# WRITTEN INSTRUCTION
Out of the lines below, please list those that hold the string "controller".

# RECORDS SUPPLIED

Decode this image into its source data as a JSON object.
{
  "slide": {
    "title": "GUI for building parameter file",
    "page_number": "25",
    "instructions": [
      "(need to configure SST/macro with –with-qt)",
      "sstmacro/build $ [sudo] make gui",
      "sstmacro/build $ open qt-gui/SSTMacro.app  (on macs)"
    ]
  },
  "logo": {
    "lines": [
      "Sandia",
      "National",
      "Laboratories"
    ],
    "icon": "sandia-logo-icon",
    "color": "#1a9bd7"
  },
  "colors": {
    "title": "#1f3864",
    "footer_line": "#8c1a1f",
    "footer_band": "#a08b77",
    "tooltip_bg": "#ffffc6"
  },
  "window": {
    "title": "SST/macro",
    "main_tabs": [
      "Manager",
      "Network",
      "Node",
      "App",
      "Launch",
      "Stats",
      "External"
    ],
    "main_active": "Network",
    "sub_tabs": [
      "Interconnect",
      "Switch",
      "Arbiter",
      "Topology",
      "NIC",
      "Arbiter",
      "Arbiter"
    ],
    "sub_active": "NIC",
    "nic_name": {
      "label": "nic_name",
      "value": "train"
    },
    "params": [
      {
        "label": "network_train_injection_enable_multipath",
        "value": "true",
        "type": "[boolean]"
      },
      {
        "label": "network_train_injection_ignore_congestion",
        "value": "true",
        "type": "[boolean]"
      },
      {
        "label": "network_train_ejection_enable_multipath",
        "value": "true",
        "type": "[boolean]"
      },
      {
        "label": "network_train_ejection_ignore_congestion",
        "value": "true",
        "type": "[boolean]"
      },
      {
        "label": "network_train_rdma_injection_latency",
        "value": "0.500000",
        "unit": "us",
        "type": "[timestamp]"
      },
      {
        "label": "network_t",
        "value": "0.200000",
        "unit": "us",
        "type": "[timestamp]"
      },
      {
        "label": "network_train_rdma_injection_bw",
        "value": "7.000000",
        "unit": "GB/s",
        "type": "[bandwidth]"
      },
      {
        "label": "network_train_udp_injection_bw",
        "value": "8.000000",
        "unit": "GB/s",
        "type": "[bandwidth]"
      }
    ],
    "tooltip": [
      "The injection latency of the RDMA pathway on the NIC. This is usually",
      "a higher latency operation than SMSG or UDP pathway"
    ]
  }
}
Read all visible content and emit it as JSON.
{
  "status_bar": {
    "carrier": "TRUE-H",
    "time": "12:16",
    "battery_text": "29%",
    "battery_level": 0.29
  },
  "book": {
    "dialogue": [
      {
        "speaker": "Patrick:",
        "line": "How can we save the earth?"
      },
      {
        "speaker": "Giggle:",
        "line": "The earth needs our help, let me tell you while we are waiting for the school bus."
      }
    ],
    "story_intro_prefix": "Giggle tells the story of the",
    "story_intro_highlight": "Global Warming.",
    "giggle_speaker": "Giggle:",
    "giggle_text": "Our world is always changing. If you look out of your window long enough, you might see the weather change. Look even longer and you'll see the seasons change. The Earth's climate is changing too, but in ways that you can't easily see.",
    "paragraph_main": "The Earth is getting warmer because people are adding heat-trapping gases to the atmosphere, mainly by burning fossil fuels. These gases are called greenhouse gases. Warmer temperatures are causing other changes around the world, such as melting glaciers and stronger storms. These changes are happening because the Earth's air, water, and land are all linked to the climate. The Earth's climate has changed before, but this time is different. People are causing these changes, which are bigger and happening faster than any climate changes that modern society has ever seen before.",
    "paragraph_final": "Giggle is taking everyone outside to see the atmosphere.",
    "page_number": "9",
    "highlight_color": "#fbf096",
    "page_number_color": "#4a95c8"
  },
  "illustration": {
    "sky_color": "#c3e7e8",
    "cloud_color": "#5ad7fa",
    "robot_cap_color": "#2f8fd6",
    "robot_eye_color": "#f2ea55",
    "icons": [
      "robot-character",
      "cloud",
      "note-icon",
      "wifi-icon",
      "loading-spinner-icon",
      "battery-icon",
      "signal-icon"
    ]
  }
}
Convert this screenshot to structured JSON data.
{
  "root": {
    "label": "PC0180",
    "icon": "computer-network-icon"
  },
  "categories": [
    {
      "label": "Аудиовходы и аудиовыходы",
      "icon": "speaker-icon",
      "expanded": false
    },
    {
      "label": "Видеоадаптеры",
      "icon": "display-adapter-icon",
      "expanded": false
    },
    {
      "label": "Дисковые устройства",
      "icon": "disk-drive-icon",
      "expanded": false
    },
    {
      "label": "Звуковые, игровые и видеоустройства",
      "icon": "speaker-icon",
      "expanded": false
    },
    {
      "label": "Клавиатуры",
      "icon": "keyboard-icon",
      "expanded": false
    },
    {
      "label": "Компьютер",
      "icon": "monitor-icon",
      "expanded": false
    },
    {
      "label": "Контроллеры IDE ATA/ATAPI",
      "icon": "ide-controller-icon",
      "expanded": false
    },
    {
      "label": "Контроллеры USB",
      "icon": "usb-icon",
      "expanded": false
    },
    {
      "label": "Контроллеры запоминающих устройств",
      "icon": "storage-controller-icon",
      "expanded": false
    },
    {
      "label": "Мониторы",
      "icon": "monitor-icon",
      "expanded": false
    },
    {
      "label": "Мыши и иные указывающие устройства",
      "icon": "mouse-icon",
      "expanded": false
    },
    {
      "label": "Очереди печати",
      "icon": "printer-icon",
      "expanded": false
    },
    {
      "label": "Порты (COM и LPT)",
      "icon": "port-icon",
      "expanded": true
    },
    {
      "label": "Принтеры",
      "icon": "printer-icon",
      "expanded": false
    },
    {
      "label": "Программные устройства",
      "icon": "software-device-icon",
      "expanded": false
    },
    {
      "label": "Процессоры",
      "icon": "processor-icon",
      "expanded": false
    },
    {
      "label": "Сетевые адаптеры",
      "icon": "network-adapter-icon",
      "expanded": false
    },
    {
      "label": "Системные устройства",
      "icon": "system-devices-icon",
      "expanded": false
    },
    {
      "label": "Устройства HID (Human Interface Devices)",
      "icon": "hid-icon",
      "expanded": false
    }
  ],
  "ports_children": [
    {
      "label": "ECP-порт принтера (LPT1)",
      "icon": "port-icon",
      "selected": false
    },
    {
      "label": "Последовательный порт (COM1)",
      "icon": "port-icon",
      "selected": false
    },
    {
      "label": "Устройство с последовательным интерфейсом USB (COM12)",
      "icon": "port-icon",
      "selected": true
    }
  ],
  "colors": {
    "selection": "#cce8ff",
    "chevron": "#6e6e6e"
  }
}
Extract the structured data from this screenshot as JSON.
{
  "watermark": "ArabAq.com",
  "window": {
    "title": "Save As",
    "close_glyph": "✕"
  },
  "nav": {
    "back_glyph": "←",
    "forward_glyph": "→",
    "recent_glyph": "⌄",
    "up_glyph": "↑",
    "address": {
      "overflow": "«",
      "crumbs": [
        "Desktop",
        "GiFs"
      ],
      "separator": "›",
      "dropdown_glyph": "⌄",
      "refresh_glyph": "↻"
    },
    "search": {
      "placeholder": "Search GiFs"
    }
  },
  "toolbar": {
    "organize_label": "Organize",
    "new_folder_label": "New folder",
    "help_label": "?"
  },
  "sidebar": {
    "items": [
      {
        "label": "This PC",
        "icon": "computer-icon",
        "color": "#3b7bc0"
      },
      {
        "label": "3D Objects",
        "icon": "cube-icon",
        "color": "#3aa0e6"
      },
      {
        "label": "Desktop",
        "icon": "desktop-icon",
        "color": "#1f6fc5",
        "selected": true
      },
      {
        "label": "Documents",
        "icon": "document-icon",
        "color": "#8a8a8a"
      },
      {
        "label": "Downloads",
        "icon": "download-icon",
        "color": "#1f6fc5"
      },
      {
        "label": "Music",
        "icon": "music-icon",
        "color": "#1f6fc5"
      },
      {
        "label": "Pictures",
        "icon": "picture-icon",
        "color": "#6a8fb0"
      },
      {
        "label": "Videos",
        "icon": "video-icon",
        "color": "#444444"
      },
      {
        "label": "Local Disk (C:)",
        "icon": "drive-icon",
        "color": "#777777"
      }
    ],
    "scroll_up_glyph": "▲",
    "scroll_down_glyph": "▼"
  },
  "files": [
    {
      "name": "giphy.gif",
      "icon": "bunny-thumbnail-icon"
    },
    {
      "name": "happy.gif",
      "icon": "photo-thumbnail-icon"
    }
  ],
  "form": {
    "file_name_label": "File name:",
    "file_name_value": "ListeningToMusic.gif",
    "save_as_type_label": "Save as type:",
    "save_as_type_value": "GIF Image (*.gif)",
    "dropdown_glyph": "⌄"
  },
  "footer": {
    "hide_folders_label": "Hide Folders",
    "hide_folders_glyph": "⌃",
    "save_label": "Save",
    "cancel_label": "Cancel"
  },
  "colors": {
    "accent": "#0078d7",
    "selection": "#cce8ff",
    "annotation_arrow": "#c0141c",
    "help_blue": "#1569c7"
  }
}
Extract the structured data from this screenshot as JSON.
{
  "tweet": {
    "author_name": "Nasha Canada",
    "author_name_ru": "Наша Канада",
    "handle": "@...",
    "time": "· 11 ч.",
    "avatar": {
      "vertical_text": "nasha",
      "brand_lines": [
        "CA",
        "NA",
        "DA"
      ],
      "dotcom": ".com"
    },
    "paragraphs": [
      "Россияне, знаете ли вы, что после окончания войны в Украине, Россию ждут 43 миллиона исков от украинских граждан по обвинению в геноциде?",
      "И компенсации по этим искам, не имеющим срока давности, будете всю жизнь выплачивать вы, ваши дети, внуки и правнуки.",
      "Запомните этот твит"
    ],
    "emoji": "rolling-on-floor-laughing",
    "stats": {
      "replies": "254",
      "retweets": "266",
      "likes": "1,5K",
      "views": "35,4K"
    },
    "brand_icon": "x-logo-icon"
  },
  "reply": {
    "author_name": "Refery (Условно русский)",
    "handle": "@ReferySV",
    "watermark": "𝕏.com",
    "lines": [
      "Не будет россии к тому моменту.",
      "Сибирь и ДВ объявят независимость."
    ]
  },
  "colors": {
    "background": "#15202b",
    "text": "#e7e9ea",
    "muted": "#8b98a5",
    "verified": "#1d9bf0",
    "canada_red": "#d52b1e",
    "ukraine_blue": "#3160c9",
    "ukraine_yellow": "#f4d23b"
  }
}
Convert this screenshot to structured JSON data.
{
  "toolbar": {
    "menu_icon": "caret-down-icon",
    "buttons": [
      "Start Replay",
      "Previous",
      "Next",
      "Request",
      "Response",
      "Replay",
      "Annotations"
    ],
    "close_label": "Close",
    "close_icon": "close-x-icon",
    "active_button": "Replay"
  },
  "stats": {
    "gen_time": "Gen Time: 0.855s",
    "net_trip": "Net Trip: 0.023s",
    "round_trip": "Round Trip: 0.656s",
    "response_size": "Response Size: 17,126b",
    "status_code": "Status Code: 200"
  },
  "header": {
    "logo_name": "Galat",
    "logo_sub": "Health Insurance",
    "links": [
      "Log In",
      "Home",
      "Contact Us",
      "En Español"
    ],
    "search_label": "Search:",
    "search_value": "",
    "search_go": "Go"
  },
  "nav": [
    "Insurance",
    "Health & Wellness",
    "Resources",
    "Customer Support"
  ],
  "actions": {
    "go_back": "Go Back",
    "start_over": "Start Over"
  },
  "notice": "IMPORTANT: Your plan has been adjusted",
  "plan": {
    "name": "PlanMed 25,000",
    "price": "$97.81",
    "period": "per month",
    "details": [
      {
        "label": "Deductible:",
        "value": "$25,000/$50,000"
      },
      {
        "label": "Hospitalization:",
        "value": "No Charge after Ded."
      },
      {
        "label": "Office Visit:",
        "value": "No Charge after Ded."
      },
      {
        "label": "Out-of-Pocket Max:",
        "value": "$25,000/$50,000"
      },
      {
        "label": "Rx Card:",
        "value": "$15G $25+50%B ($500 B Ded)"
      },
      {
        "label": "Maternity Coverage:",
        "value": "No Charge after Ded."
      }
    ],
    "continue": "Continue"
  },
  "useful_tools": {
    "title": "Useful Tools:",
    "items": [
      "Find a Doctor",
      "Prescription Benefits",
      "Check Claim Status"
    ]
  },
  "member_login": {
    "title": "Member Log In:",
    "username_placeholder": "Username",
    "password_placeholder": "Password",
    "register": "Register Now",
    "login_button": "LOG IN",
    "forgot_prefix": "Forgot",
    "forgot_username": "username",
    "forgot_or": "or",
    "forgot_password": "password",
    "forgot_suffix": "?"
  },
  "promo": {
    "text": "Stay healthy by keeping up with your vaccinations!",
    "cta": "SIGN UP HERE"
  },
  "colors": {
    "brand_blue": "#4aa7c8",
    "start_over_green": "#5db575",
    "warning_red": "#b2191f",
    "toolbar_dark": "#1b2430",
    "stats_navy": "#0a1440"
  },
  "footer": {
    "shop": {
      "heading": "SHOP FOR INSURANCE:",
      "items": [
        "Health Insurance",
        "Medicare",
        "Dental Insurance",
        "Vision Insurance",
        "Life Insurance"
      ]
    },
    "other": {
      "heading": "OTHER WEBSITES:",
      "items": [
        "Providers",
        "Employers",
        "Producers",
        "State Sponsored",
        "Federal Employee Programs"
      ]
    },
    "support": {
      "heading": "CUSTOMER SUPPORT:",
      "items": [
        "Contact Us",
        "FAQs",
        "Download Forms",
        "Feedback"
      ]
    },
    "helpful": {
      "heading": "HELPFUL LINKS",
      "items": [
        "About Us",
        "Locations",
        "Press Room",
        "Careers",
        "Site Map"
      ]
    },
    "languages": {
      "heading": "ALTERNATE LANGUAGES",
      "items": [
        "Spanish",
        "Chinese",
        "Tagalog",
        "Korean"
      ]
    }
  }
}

# RESULT
      "icon": "ide-controller-icon",
      "icon": "storage-controller-icon",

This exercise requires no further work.